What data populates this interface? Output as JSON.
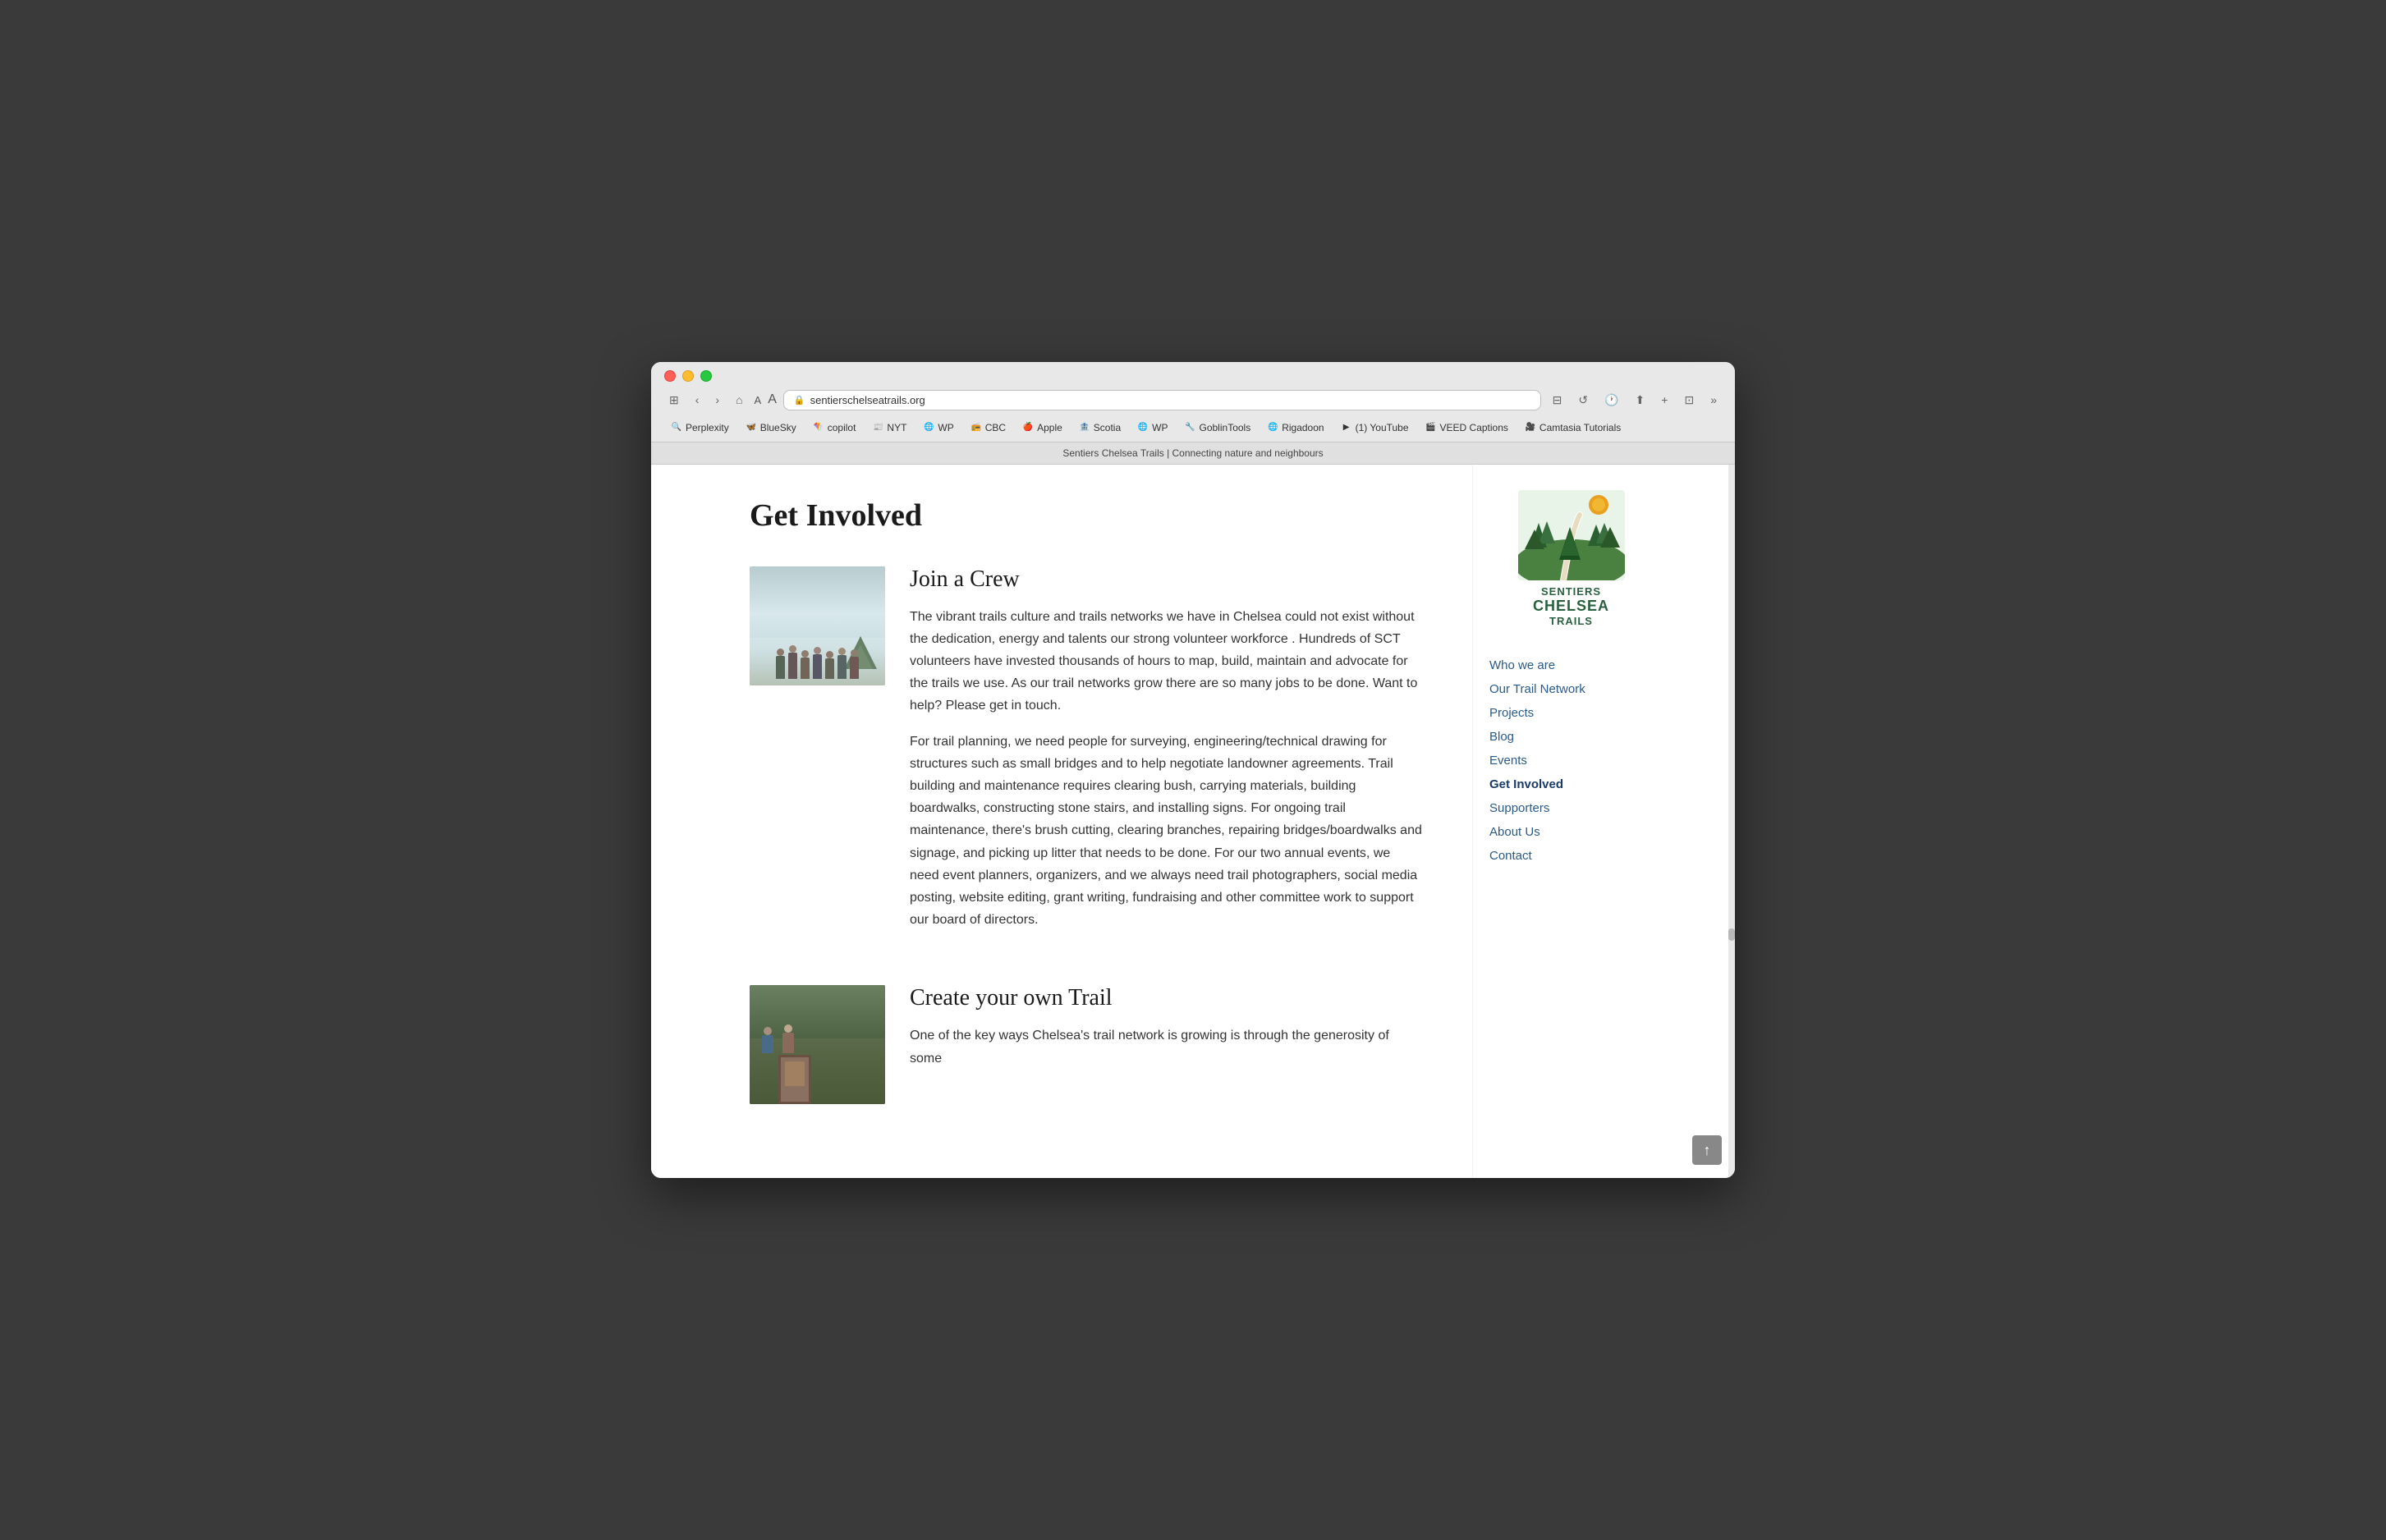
{
  "browser": {
    "url": "sentierschelseatrails.org",
    "tab_title": "Sentiers Chelsea Trails | Connecting nature and neighbours"
  },
  "bookmarks": [
    {
      "label": "Perplexity",
      "icon": "🔍"
    },
    {
      "label": "BlueSky",
      "icon": "🦋"
    },
    {
      "label": "copilot",
      "icon": "🪁"
    },
    {
      "label": "NYT",
      "icon": "📰"
    },
    {
      "label": "WP",
      "icon": "🌐"
    },
    {
      "label": "CBC",
      "icon": "📻"
    },
    {
      "label": "Apple",
      "icon": "🍎"
    },
    {
      "label": "Scotia",
      "icon": "🏦"
    },
    {
      "label": "WP",
      "icon": "🌐"
    },
    {
      "label": "GoblinTools",
      "icon": "🔧"
    },
    {
      "label": "Rigadoon",
      "icon": "🌐"
    },
    {
      "label": "(1) YouTube",
      "icon": "▶️"
    },
    {
      "label": "VEED Captions",
      "icon": "🎬"
    },
    {
      "label": "Camtasia Tutorials",
      "icon": "🎥"
    }
  ],
  "page": {
    "title": "Get Involved",
    "subtitle": "Sentiers Chelsea Trails | Connecting nature and neighbours"
  },
  "sections": [
    {
      "id": "join-crew",
      "title": "Join a Crew",
      "paragraphs": [
        "The vibrant trails culture and trails networks we have in Chelsea could not exist without the dedication, energy and talents our strong volunteer workforce . Hundreds of SCT volunteers have invested thousands of hours to map, build, maintain and advocate for the trails we use. As our trail networks grow there are so many jobs to be done. Want to help?  Please get in touch.",
        "For trail planning, we need people for surveying, engineering/technical drawing for structures such as small bridges and to help negotiate landowner agreements.  Trail building and maintenance requires clearing bush, carrying materials, building boardwalks, constructing stone stairs, and installing signs.  For ongoing trail maintenance, there's brush cutting, clearing branches, repairing bridges/boardwalks and signage, and picking up litter that needs to be done. For our two annual events,  we need event planners, organizers,  and we always need trail photographers, social media posting, website editing, grant writing, fundraising and other committee work to support our board of directors."
      ]
    },
    {
      "id": "create-trail",
      "title": "Create your own Trail",
      "paragraphs": [
        "One of the key ways Chelsea's trail network is growing is through the generosity of some"
      ]
    }
  ],
  "sidebar": {
    "logo": {
      "text_sentiers": "SENTIERS",
      "text_chelsea": "CHELSEA",
      "text_trails": "TRAILS"
    },
    "nav_items": [
      {
        "label": "Who we are",
        "href": "#",
        "active": false
      },
      {
        "label": "Our Trail Network",
        "href": "#",
        "active": false
      },
      {
        "label": "Projects",
        "href": "#",
        "active": false
      },
      {
        "label": "Blog",
        "href": "#",
        "active": false
      },
      {
        "label": "Events",
        "href": "#",
        "active": false
      },
      {
        "label": "Get Involved",
        "href": "#",
        "active": true
      },
      {
        "label": "Supporters",
        "href": "#",
        "active": false
      },
      {
        "label": "About Us",
        "href": "#",
        "active": false
      },
      {
        "label": "Contact",
        "href": "#",
        "active": false
      }
    ]
  },
  "scroll_top_label": "↑"
}
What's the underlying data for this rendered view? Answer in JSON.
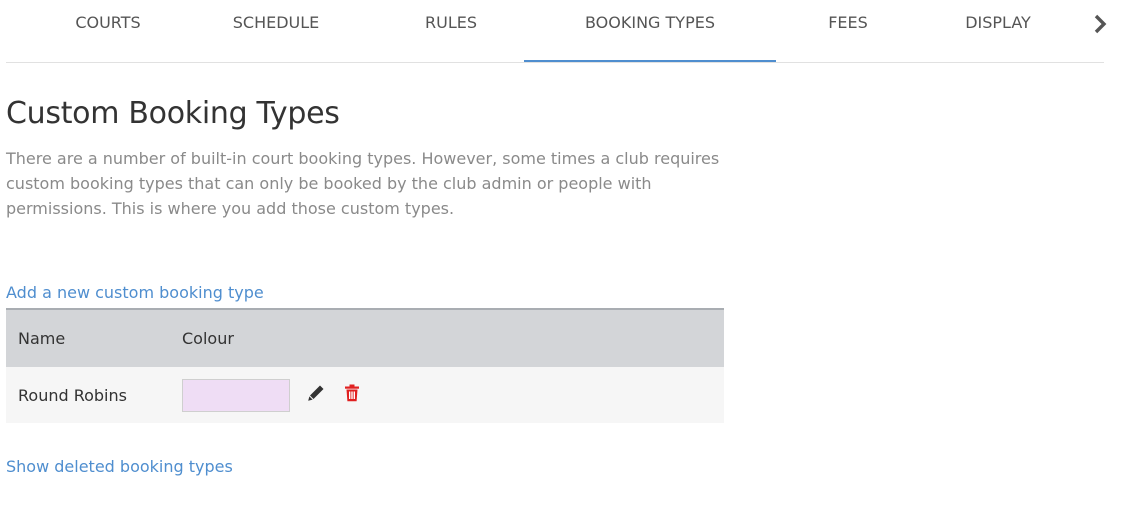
{
  "tabs": [
    {
      "label": "COURTS",
      "active": false
    },
    {
      "label": "SCHEDULE",
      "active": false
    },
    {
      "label": "RULES",
      "active": false
    },
    {
      "label": "BOOKING TYPES",
      "active": true
    },
    {
      "label": "FEES",
      "active": false
    },
    {
      "label": "DISPLAY",
      "active": false
    }
  ],
  "tab_next_icon": "chevron-right-icon",
  "page": {
    "title": "Custom Booking Types",
    "description": "There are a number of built-in court booking types. However, some times a club requires custom booking types that can only be booked by the club admin or people with permissions. This is where you add those custom types.",
    "add_link": "Add a new custom booking type",
    "show_deleted_link": "Show deleted booking types"
  },
  "table": {
    "headers": {
      "name": "Name",
      "colour": "Colour"
    },
    "rows": [
      {
        "name": "Round Robins",
        "colour": "#efddf5",
        "edit_icon": "pencil-icon",
        "delete_icon": "trash-icon"
      }
    ]
  },
  "colors": {
    "accent": "#4f8ecf",
    "delete": "#e02020",
    "header_bg": "#d3d5d8"
  }
}
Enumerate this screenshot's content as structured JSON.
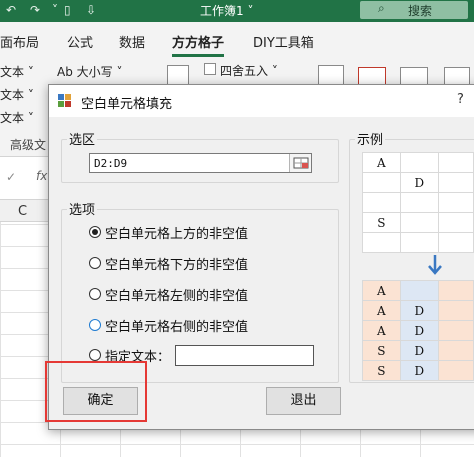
{
  "excel": {
    "title": "工作簿1 ˅",
    "search_label": "搜索",
    "tabs": [
      "面布局",
      "公式",
      "数据",
      "方方格子",
      "DIY工具箱"
    ],
    "active_tab": "方方格子",
    "ribbon": {
      "row1_left": "文本 ˅",
      "row2_left": "文本 ˅",
      "row3_left": "文本 ˅",
      "font_size_label": "Ab 大小写 ˅",
      "round_label": "四舍五入 ˅",
      "group_label": "高级文"
    },
    "column_header": "C",
    "fx_label": "fx"
  },
  "dialog": {
    "title": "空白单元格填充",
    "help": "?",
    "range_group_label": "选区",
    "range_value": "D2:D9",
    "options_group_label": "选项",
    "options": [
      {
        "label": "空白单元格上方的非空值",
        "checked": true
      },
      {
        "label": "空白单元格下方的非空值",
        "checked": false
      },
      {
        "label": "空白单元格左侧的非空值",
        "checked": false
      },
      {
        "label": "空白单元格右侧的非空值",
        "checked": false
      }
    ],
    "custom_text_label": "指定文本：",
    "custom_text_value": "",
    "ok_label": "确定",
    "exit_label": "退出",
    "example_label": "示例",
    "example_before": [
      [
        "A",
        "",
        ""
      ],
      [
        "",
        "D",
        ""
      ],
      [
        "",
        "",
        ""
      ],
      [
        "S",
        "",
        ""
      ],
      [
        "",
        "",
        ""
      ]
    ],
    "example_after": [
      [
        "A",
        "",
        ""
      ],
      [
        "A",
        "D",
        ""
      ],
      [
        "A",
        "D",
        ""
      ],
      [
        "S",
        "D",
        ""
      ],
      [
        "S",
        "D",
        ""
      ]
    ],
    "colors": {
      "after_col_a": "#fbe3d3",
      "after_col_d": "#dde7f4",
      "arrow": "#3a78c2",
      "highlight": "#e53935"
    }
  }
}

=-=-=-=-=

→ Problem statement: Check each line of the records above for "Connecting", and copy those that have it.

→ Completed exercise:
    "tab_title": "Sentiers Chelsea Trails | Connecting nature and neighbours"
    "subtitle": "Sentiers Chelsea Trails | Connecting nature and neighbours"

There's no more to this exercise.